--- Data listing ---

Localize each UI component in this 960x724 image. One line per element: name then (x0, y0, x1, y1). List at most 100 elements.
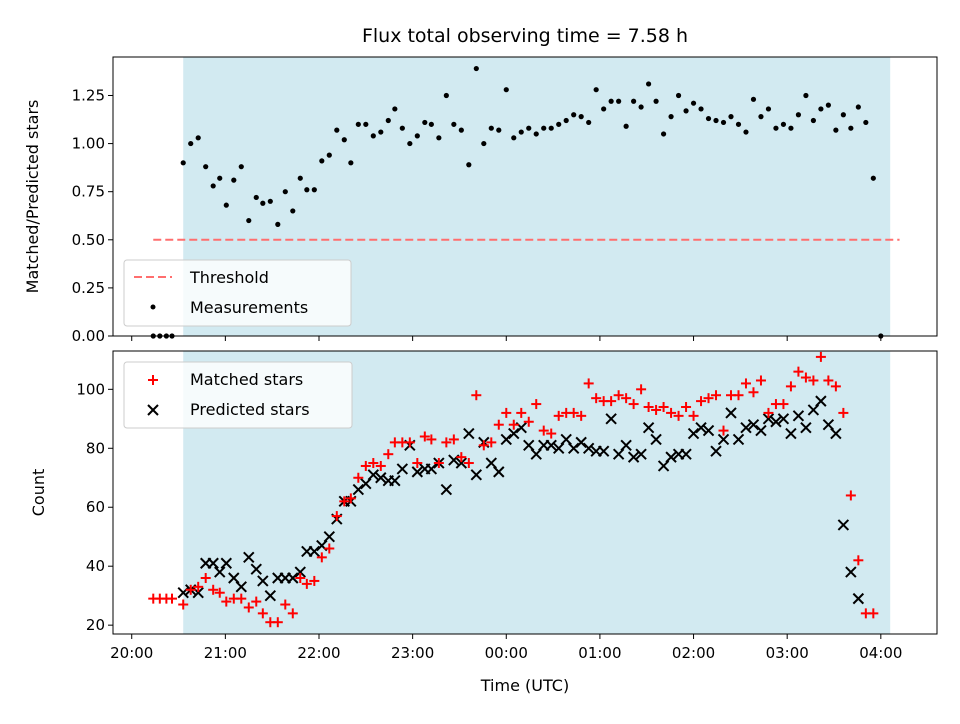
matched-star-point (576, 410, 587, 421)
legend-plus-marker (148, 375, 158, 385)
predicted-star-point (389, 475, 401, 487)
predicted-star-point (695, 421, 707, 434)
predicted-star-point (635, 448, 647, 460)
predicted-star-point (740, 421, 752, 434)
matched-star-point (433, 458, 444, 469)
bottom-legend: Matched stars Predicted stars (123, 361, 353, 429)
measurement-point (840, 112, 846, 118)
chart-title: Flux total observing time = 7.58 h (362, 25, 688, 47)
measurement-point (246, 217, 252, 224)
predicted-star-point (830, 427, 842, 440)
matched-star-point (353, 472, 364, 483)
measurement-point (348, 160, 354, 166)
predicted-star-point (352, 483, 365, 496)
matched-star-point (486, 437, 497, 448)
bottom-plot-area (148, 351, 879, 628)
measurement-point (436, 135, 442, 141)
predicted-star-point (396, 463, 409, 475)
matched-star-point (868, 608, 879, 619)
top-x-axis (131, 336, 882, 341)
measurement-point (231, 177, 237, 183)
matched-star-point (621, 393, 632, 404)
top-axes-frame (112, 56, 938, 337)
measurement-point (773, 125, 779, 131)
predicted-star-point (627, 451, 640, 463)
y-tick-label: 60 (86, 498, 105, 516)
matched-star-point (636, 384, 647, 395)
predicted-star-point (620, 439, 632, 452)
predicted-star-point (250, 563, 262, 575)
matched-star-point (673, 410, 684, 421)
predicted-star-point (257, 575, 269, 587)
measurement-point (556, 121, 562, 127)
measurement-point (690, 100, 697, 106)
matched-star-point (339, 496, 350, 507)
bottom-axes-frame (112, 350, 938, 635)
measurement-point (385, 117, 391, 124)
matched-star-point (613, 390, 624, 401)
matched-star-point (815, 351, 826, 362)
matched-star-point (538, 425, 549, 436)
matched-star-point (178, 599, 189, 610)
measurement-point (743, 129, 749, 135)
x-tick-label: 00:00 (485, 644, 528, 662)
bottom-legend-box (123, 361, 353, 429)
matched-star-point (331, 511, 342, 522)
y-tick-label: 80 (86, 439, 105, 457)
y-tick-label: 1.00 (72, 135, 105, 153)
matched-star-point (531, 399, 542, 410)
predicted-star-point (440, 483, 453, 496)
bottom-panel: 20 40 60 80 100 20:00 21:00 22:00 23:00 00:00 01:… (29, 350, 938, 695)
measurement-point (363, 121, 369, 127)
measurement-point (355, 121, 361, 127)
measurement-point (275, 221, 281, 227)
y-tick-label: 0.25 (72, 279, 105, 297)
matched-star-point (295, 572, 306, 583)
matched-star-point (508, 419, 519, 430)
predicted-star-point (425, 463, 438, 475)
measurement-point (319, 158, 325, 164)
top-legend-box (123, 259, 352, 327)
matched-star-point (493, 419, 504, 430)
matched-star-point (553, 410, 564, 421)
matched-star-point (681, 402, 692, 413)
matched-star-point (208, 584, 219, 595)
measurement-point (668, 114, 674, 120)
matched-star-point (383, 449, 394, 460)
predicted-star-point (650, 433, 662, 446)
measurement-point (180, 160, 186, 166)
predicted-star-point (770, 416, 782, 428)
matched-star-point (583, 378, 594, 389)
predicted-star-point (732, 433, 745, 446)
measurement-point (253, 194, 259, 201)
matched-star-point (845, 490, 856, 501)
measurement-point (675, 92, 682, 99)
predicted-star-point (323, 531, 336, 543)
bottom-x-axis: 20:00 21:00 22:00 23:00 00:00 01:00 02:00 03:00… (110, 634, 902, 662)
measurement-point (223, 202, 229, 208)
matched-star-point (793, 366, 804, 377)
matched-star-point (324, 543, 335, 554)
predicted-star-point (785, 427, 797, 440)
measurement-point (466, 162, 472, 168)
measurement-point (481, 140, 487, 147)
measurement-point (451, 121, 457, 127)
top-panel: 0.00 0.25 0.50 0.75 1.00 1.25 Matched/Predict… (23, 56, 938, 345)
measurement-point (631, 98, 637, 104)
predicted-star-point (702, 424, 715, 437)
measurement-point (526, 125, 532, 131)
measurement-point (217, 175, 223, 181)
measurement-point (428, 121, 434, 127)
predicted-star-point (710, 445, 722, 457)
matched-star-point (200, 572, 211, 583)
matched-star-point (800, 372, 811, 383)
measurement-point (378, 129, 384, 135)
matched-star-point (287, 608, 298, 619)
matched-star-point (185, 584, 196, 595)
matched-star-point (853, 555, 864, 566)
predicted-star-point (845, 566, 857, 578)
matched-star-point (478, 440, 489, 451)
legend-matched-swatch (148, 375, 158, 385)
matched-star-point (830, 381, 841, 392)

---

Rewrite all of the entries above, swapping "matched-star-point" for "matched-star-marker" wherever it occurs and changing nothing else. Leave the pictures out.

Localize each UI component in this 960x724 image. One line per element: name then (x0, y0, x1, y1). List at most 100 elements.
matched-star-marker (576, 410, 587, 421)
legend-plus-marker (148, 375, 158, 385)
predicted-star-point (389, 475, 401, 487)
predicted-star-point (695, 421, 707, 434)
predicted-star-point (635, 448, 647, 460)
predicted-star-point (740, 421, 752, 434)
matched-star-marker (433, 458, 444, 469)
bottom-legend: Matched stars Predicted stars (123, 361, 353, 429)
measurement-point (840, 112, 846, 118)
chart-title: Flux total observing time = 7.58 h (362, 25, 688, 47)
measurement-point (246, 217, 252, 224)
predicted-star-point (830, 427, 842, 440)
matched-star-marker (353, 472, 364, 483)
measurement-point (348, 160, 354, 166)
predicted-star-point (352, 483, 365, 496)
matched-star-marker (486, 437, 497, 448)
bottom-plot-area (148, 351, 879, 628)
measurement-point (436, 135, 442, 141)
predicted-star-point (396, 463, 409, 475)
matched-star-marker (868, 608, 879, 619)
top-x-axis (131, 336, 882, 341)
measurement-point (231, 177, 237, 183)
matched-star-marker (621, 393, 632, 404)
top-axes-frame (112, 56, 938, 337)
measurement-point (773, 125, 779, 131)
predicted-star-point (627, 451, 640, 463)
y-tick-label: 60 (86, 498, 105, 516)
matched-star-marker (636, 384, 647, 395)
predicted-star-point (620, 439, 632, 452)
predicted-star-point (250, 563, 262, 575)
matched-star-marker (673, 410, 684, 421)
predicted-star-point (257, 575, 269, 587)
measurement-point (556, 121, 562, 127)
measurement-point (690, 100, 697, 106)
matched-star-marker (339, 496, 350, 507)
bottom-axes-frame (112, 350, 938, 635)
measurement-point (385, 117, 391, 124)
matched-star-marker (613, 390, 624, 401)
matched-star-marker (815, 351, 826, 362)
matched-star-marker (538, 425, 549, 436)
matched-star-marker (178, 599, 189, 610)
measurement-point (743, 129, 749, 135)
x-tick-label: 00:00 (485, 644, 528, 662)
bottom-legend-box (123, 361, 353, 429)
matched-star-marker (331, 511, 342, 522)
y-tick-label: 80 (86, 439, 105, 457)
y-tick-label: 1.00 (72, 135, 105, 153)
matched-star-marker (531, 399, 542, 410)
predicted-star-point (440, 483, 453, 496)
bottom-panel: 20 40 60 80 100 20:00 21:00 22:00 23:00 00:00 01:… (29, 350, 938, 695)
measurement-point (363, 121, 369, 127)
measurement-point (355, 121, 361, 127)
measurement-point (275, 221, 281, 227)
y-tick-label: 0.25 (72, 279, 105, 297)
matched-star-marker (295, 572, 306, 583)
matched-star-marker (508, 419, 519, 430)
predicted-star-point (425, 463, 438, 475)
measurement-point (319, 158, 325, 164)
top-legend-box (123, 259, 352, 327)
matched-star-marker (493, 419, 504, 430)
matched-star-marker (553, 410, 564, 421)
matched-star-marker (681, 402, 692, 413)
matched-star-marker (208, 584, 219, 595)
measurement-point (668, 114, 674, 120)
matched-star-marker (383, 449, 394, 460)
predicted-star-point (650, 433, 662, 446)
measurement-point (180, 160, 186, 166)
predicted-star-point (770, 416, 782, 428)
matched-star-marker (583, 378, 594, 389)
predicted-star-point (732, 433, 745, 446)
measurement-point (253, 194, 259, 201)
matched-star-marker (845, 490, 856, 501)
measurement-point (675, 92, 682, 99)
predicted-star-point (323, 531, 336, 543)
bottom-x-axis: 20:00 21:00 22:00 23:00 00:00 01:00 02:00 03:00… (110, 634, 902, 662)
measurement-point (223, 202, 229, 208)
matched-star-marker (793, 366, 804, 377)
matched-star-marker (324, 543, 335, 554)
predicted-star-point (785, 427, 797, 440)
measurement-point (466, 162, 472, 168)
measurement-point (481, 140, 487, 147)
measurement-point (451, 121, 457, 127)
top-panel: 0.00 0.25 0.50 0.75 1.00 1.25 Matched/Predict… (23, 56, 938, 345)
measurement-point (631, 98, 637, 104)
predicted-star-point (702, 424, 715, 437)
measurement-point (526, 125, 532, 131)
measurement-point (217, 175, 223, 181)
measurement-point (428, 121, 434, 127)
predicted-star-point (710, 445, 722, 457)
matched-star-marker (200, 572, 211, 583)
matched-star-marker (800, 372, 811, 383)
measurement-point (378, 129, 384, 135)
matched-star-marker (287, 608, 298, 619)
matched-star-marker (185, 584, 196, 595)
matched-star-marker (853, 555, 864, 566)
predicted-star-point (845, 566, 857, 578)
matched-star-marker (478, 440, 489, 451)
legend-matched-swatch (148, 375, 158, 385)
matched-star-marker (830, 381, 841, 392)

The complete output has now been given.